● SUPPLIED ENTRIES:
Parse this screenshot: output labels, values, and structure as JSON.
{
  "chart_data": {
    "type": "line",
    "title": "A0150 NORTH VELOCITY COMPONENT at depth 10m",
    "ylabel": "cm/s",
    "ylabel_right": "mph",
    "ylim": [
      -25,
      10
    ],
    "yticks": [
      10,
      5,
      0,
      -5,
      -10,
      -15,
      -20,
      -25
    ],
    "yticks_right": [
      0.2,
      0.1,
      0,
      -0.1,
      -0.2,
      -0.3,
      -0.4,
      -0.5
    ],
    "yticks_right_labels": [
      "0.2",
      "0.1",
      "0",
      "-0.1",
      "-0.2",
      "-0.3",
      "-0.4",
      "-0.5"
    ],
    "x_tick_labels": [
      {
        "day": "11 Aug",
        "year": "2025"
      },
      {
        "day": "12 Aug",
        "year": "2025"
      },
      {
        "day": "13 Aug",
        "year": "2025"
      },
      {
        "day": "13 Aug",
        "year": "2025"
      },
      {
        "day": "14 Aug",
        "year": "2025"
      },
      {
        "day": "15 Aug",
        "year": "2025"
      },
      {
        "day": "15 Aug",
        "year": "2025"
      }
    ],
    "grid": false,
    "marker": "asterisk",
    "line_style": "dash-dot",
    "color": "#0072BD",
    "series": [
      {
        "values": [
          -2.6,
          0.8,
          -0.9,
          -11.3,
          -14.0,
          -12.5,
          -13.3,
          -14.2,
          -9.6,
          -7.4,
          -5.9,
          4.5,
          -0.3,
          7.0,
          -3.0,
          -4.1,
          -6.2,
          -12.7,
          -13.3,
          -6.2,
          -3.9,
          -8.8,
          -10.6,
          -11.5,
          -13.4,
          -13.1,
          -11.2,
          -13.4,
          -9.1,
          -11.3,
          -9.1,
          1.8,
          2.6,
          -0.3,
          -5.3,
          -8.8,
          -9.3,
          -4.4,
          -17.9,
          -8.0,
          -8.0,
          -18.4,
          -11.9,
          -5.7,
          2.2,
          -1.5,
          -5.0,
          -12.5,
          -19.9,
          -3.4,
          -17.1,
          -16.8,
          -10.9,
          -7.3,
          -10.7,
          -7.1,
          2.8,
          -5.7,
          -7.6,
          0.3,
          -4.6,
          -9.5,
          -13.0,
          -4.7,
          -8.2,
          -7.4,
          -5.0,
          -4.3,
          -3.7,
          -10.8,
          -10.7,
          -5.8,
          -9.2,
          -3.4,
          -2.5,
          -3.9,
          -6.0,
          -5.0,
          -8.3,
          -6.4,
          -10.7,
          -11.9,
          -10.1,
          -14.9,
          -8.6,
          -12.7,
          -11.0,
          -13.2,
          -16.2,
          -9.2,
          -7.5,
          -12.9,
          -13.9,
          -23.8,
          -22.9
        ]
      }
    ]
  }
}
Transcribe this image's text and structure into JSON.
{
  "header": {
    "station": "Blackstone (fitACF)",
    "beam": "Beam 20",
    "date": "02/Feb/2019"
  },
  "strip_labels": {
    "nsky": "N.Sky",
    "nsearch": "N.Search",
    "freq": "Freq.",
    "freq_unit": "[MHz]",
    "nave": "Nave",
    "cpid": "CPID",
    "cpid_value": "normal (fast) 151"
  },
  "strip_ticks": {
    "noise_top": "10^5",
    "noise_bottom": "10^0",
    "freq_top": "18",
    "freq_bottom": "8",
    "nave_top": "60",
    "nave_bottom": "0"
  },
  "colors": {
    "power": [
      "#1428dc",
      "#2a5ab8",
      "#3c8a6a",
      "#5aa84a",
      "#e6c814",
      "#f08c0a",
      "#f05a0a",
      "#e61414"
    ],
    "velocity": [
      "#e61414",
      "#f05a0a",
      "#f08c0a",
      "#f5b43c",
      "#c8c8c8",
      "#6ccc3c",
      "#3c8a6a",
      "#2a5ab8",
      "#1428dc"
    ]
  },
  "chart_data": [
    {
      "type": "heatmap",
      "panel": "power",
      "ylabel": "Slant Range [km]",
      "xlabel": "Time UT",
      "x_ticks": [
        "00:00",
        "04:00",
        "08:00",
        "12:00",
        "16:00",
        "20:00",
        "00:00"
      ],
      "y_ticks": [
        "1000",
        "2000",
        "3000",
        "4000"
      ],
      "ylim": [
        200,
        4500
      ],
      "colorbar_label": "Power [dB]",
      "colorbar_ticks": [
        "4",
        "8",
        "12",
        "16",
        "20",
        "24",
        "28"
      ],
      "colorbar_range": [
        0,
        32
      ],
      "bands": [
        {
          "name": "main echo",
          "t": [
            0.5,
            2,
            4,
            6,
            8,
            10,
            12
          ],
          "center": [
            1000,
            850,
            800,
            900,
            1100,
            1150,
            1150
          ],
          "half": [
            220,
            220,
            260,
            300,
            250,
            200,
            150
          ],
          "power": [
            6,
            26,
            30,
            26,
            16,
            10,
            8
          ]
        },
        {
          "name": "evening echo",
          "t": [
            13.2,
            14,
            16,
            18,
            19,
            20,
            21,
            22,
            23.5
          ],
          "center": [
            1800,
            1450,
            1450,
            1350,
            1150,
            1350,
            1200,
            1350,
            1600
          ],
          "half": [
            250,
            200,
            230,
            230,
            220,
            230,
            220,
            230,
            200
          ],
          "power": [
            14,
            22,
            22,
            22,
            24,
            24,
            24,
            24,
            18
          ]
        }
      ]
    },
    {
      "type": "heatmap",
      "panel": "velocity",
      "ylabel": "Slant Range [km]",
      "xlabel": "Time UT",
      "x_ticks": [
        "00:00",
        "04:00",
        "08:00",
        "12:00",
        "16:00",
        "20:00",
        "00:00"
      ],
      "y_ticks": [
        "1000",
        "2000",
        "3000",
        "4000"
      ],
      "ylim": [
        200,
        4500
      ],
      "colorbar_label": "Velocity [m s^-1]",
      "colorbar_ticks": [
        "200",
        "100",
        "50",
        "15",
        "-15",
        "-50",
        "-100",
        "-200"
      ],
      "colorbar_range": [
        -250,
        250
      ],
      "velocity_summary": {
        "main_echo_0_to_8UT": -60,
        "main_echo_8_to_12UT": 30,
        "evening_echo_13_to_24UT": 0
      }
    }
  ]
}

● EXERCISE PROMPT: Retype the data in full and match it exactly.

● RESPONSE TO THIS TASK:
Parse this screenshot: output labels, values, and structure as JSON.
{
  "chart_data": {
    "type": "line",
    "title": "A0150 NORTH VELOCITY COMPONENT at depth 10m",
    "ylabel": "cm/s",
    "ylabel_right": "mph",
    "ylim": [
      -25,
      10
    ],
    "yticks": [
      10,
      5,
      0,
      -5,
      -10,
      -15,
      -20,
      -25
    ],
    "yticks_right": [
      0.2,
      0.1,
      0,
      -0.1,
      -0.2,
      -0.3,
      -0.4,
      -0.5
    ],
    "yticks_right_labels": [
      "0.2",
      "0.1",
      "0",
      "-0.1",
      "-0.2",
      "-0.3",
      "-0.4",
      "-0.5"
    ],
    "x_tick_labels": [
      {
        "day": "11 Aug",
        "year": "2025"
      },
      {
        "day": "12 Aug",
        "year": "2025"
      },
      {
        "day": "13 Aug",
        "year": "2025"
      },
      {
        "day": "13 Aug",
        "year": "2025"
      },
      {
        "day": "14 Aug",
        "year": "2025"
      },
      {
        "day": "15 Aug",
        "year": "2025"
      },
      {
        "day": "15 Aug",
        "year": "2025"
      }
    ],
    "grid": false,
    "marker": "asterisk",
    "line_style": "dash-dot",
    "color": "#0072BD",
    "series": [
      {
        "values": [
          -2.6,
          0.8,
          -0.9,
          -11.3,
          -14.0,
          -12.5,
          -13.3,
          -14.2,
          -9.6,
          -7.4,
          -5.9,
          4.5,
          -0.3,
          7.0,
          -3.0,
          -4.1,
          -6.2,
          -12.7,
          -13.3,
          -6.2,
          -3.9,
          -8.8,
          -10.6,
          -11.5,
          -13.4,
          -13.1,
          -11.2,
          -13.4,
          -9.1,
          -11.3,
          -9.1,
          1.8,
          2.6,
          -0.3,
          -5.3,
          -8.8,
          -9.3,
          -4.4,
          -17.9,
          -8.0,
          -8.0,
          -18.4,
          -11.9,
          -5.7,
          2.2,
          -1.5,
          -5.0,
          -12.5,
          -19.9,
          -3.4,
          -17.1,
          -16.8,
          -10.9,
          -7.3,
          -10.7,
          -7.1,
          2.8,
          -5.7,
          -7.6,
          0.3,
          -4.6,
          -9.5,
          -13.0,
          -4.7,
          -8.2,
          -7.4,
          -5.0,
          -4.3,
          -3.7,
          -10.8,
          -10.7,
          -5.8,
          -9.2,
          -3.4,
          -2.5,
          -3.9,
          -6.0,
          -5.0,
          -8.3,
          -6.4,
          -10.7,
          -11.9,
          -10.1,
          -14.9,
          -8.6,
          -12.7,
          -11.0,
          -13.2,
          -16.2,
          -9.2,
          -7.5,
          -12.9,
          -13.9,
          -23.8,
          -22.9
        ]
      }
    ]
  }
}
Transcribe this image's text and structure into JSON.
{
  "header": {
    "station": "Blackstone (fitACF)",
    "beam": "Beam 20",
    "date": "02/Feb/2019"
  },
  "strip_labels": {
    "nsky": "N.Sky",
    "nsearch": "N.Search",
    "freq": "Freq.",
    "freq_unit": "[MHz]",
    "nave": "Nave",
    "cpid": "CPID",
    "cpid_value": "normal (fast) 151"
  },
  "strip_ticks": {
    "noise_top": "10^5",
    "noise_bottom": "10^0",
    "freq_top": "18",
    "freq_bottom": "8",
    "nave_top": "60",
    "nave_bottom": "0"
  },
  "colors": {
    "power": [
      "#1428dc",
      "#2a5ab8",
      "#3c8a6a",
      "#5aa84a",
      "#e6c814",
      "#f08c0a",
      "#f05a0a",
      "#e61414"
    ],
    "velocity": [
      "#e61414",
      "#f05a0a",
      "#f08c0a",
      "#f5b43c",
      "#c8c8c8",
      "#6ccc3c",
      "#3c8a6a",
      "#2a5ab8",
      "#1428dc"
    ]
  },
  "chart_data": [
    {
      "type": "heatmap",
      "panel": "power",
      "ylabel": "Slant Range [km]",
      "xlabel": "Time UT",
      "x_ticks": [
        "00:00",
        "04:00",
        "08:00",
        "12:00",
        "16:00",
        "20:00",
        "00:00"
      ],
      "y_ticks": [
        "1000",
        "2000",
        "3000",
        "4000"
      ],
      "ylim": [
        200,
        4500
      ],
      "colorbar_label": "Power [dB]",
      "colorbar_ticks": [
        "4",
        "8",
        "12",
        "16",
        "20",
        "24",
        "28"
      ],
      "colorbar_range": [
        0,
        32
      ],
      "bands": [
        {
          "name": "main echo",
          "t": [
            0.5,
            2,
            4,
            6,
            8,
            10,
            12
          ],
          "center": [
            1000,
            850,
            800,
            900,
            1100,
            1150,
            1150
          ],
          "half": [
            220,
            220,
            260,
            300,
            250,
            200,
            150
          ],
          "power": [
            6,
            26,
            30,
            26,
            16,
            10,
            8
          ]
        },
        {
          "name": "evening echo",
          "t": [
            13.2,
            14,
            16,
            18,
            19,
            20,
            21,
            22,
            23.5
          ],
          "center": [
            1800,
            1450,
            1450,
            1350,
            1150,
            1350,
            1200,
            1350,
            1600
          ],
          "half": [
            250,
            200,
            230,
            230,
            220,
            230,
            220,
            230,
            200
          ],
          "power": [
            14,
            22,
            22,
            22,
            24,
            24,
            24,
            24,
            18
          ]
        }
      ]
    },
    {
      "type": "heatmap",
      "panel": "velocity",
      "ylabel": "Slant Range [km]",
      "xlabel": "Time UT",
      "x_ticks": [
        "00:00",
        "04:00",
        "08:00",
        "12:00",
        "16:00",
        "20:00",
        "00:00"
      ],
      "y_ticks": [
        "1000",
        "2000",
        "3000",
        "4000"
      ],
      "ylim": [
        200,
        4500
      ],
      "colorbar_label": "Velocity [m s^-1]",
      "colorbar_ticks": [
        "200",
        "100",
        "50",
        "15",
        "-15",
        "-50",
        "-100",
        "-200"
      ],
      "colorbar_range": [
        -250,
        250
      ],
      "velocity_summary": {
        "main_echo_0_to_8UT": -60,
        "main_echo_8_to_12UT": 30,
        "evening_echo_13_to_24UT": 0
      }
    }
  ]
}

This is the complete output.